#### THE TASK:
Write out the material exactly. Do not include the pictures.
* begin *
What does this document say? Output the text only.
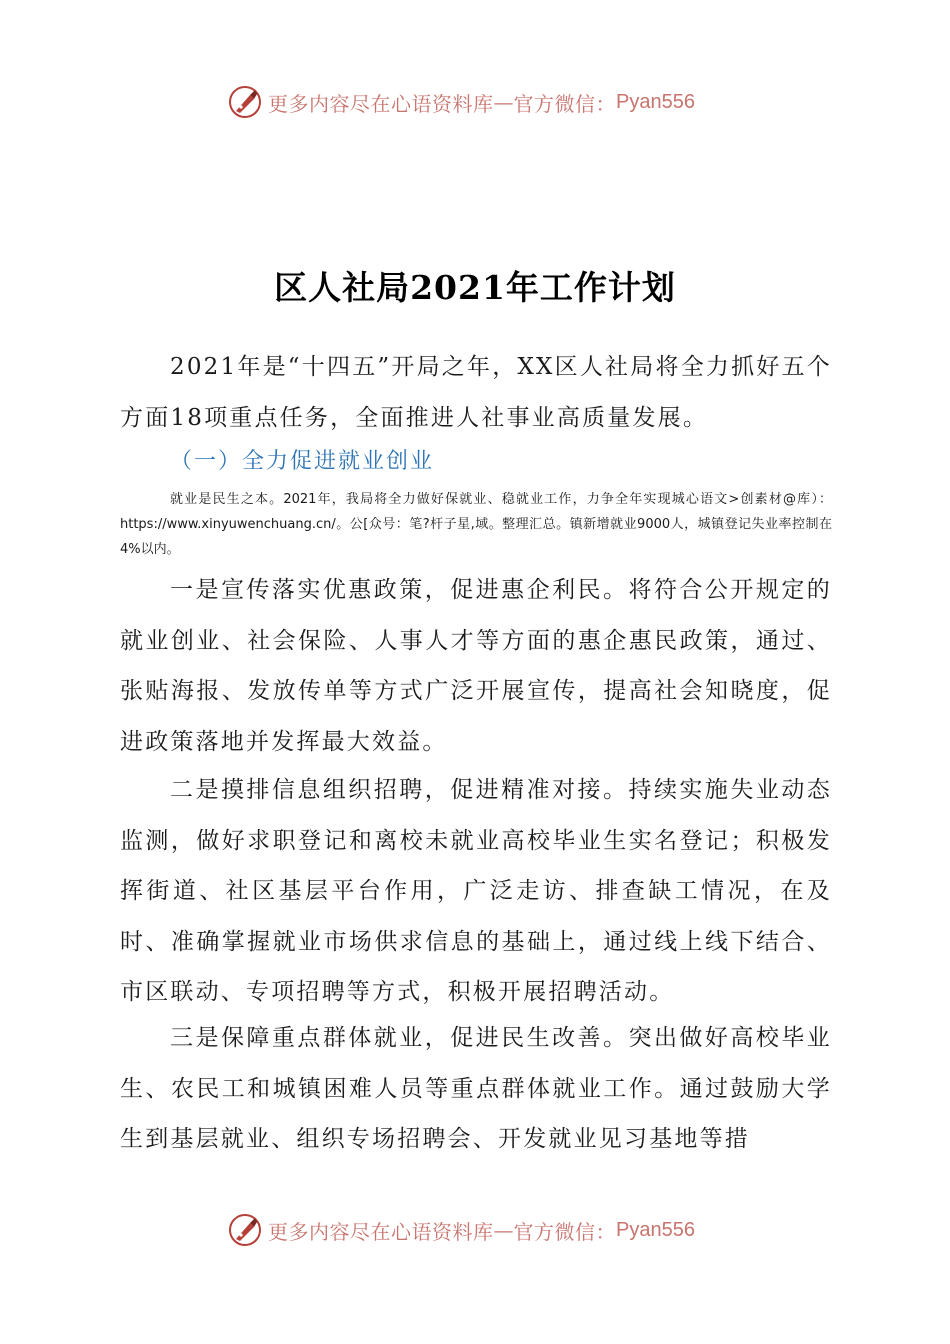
更多内容尽在心语资料库 — 官方微信： Pyan556
区人社局2021年工作计划

2021年是“十四五”开局之年，XX区人社局将全力抓好五个方面18项重点任务，全面推进人社事业高质量发展。

（一）全力促进就业创业

就业是民生之本。2021年，我局将全力做好保就业、稳就业工作，力争全年实现城心语文>创素材@库）：https://www.xinyuwenchuang.cn/。公[众号：笔?杆子星,域。整理汇总。镇新增就业9000人，城镇登记失业率控制在4%以内。

一是宣传落实优惠政策，促进惠企利民。将符合公开规定的就业创业、社会保险、人事人才等方面的惠企惠民政策，通过、张贴海报、发放传单等方式广泛开展宣传，提高社会知晓度，促进政策落地并发挥最大效益。

二是摸排信息组织招聘，促进精准对接。持续实施失业动态监测，做好求职登记和离校未就业高校毕业生实名登记；积极发挥街道、社区基层平台作用，广泛走访、排查缺工情况，在及时、准确掌握就业市场供求信息的基础上，通过线上线下结合、市区联动、专项招聘等方式，积极开展招聘活动。

三是保障重点群体就业，促进民生改善。突出做好高校毕业生、农民工和城镇困难人员等重点群体就业工作。通过鼓励大学生到基层就业、组织专场招聘会、开发就业见习基地等措

更多内容尽在心语资料库 — 官方微信： Pyan556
* end *
#### SOLVED EXERCISE:
What does this document say? Output the text only.
更多内容尽在心语资料库 — 官方微信： Pyan556
区人社局2021年工作计划

2021年是“十四五”开局之年，XX区人社局将全力抓好五个方面18项重点任务，全面推进人社事业高质量发展。

（一）全力促进就业创业

就业是民生之本。2021年，我局将全力做好保就业、稳就业工作，力争全年实现城心语文>创素材@库）：https://www.xinyuwenchuang.cn/。公[众号：笔?杆子星,域。整理汇总。镇新增就业9000人，城镇登记失业率控制在4%以内。

一是宣传落实优惠政策，促进惠企利民。将符合公开规定的就业创业、社会保险、人事人才等方面的惠企惠民政策，通过、张贴海报、发放传单等方式广泛开展宣传，提高社会知晓度，促进政策落地并发挥最大效益。

二是摸排信息组织招聘，促进精准对接。持续实施失业动态监测，做好求职登记和离校未就业高校毕业生实名登记；积极发挥街道、社区基层平台作用，广泛走访、排查缺工情况，在及时、准确掌握就业市场供求信息的基础上，通过线上线下结合、市区联动、专项招聘等方式，积极开展招聘活动。

三是保障重点群体就业，促进民生改善。突出做好高校毕业生、农民工和城镇困难人员等重点群体就业工作。通过鼓励大学生到基层就业、组织专场招聘会、开发就业见习基地等措

更多内容尽在心语资料库 — 官方微信： Pyan556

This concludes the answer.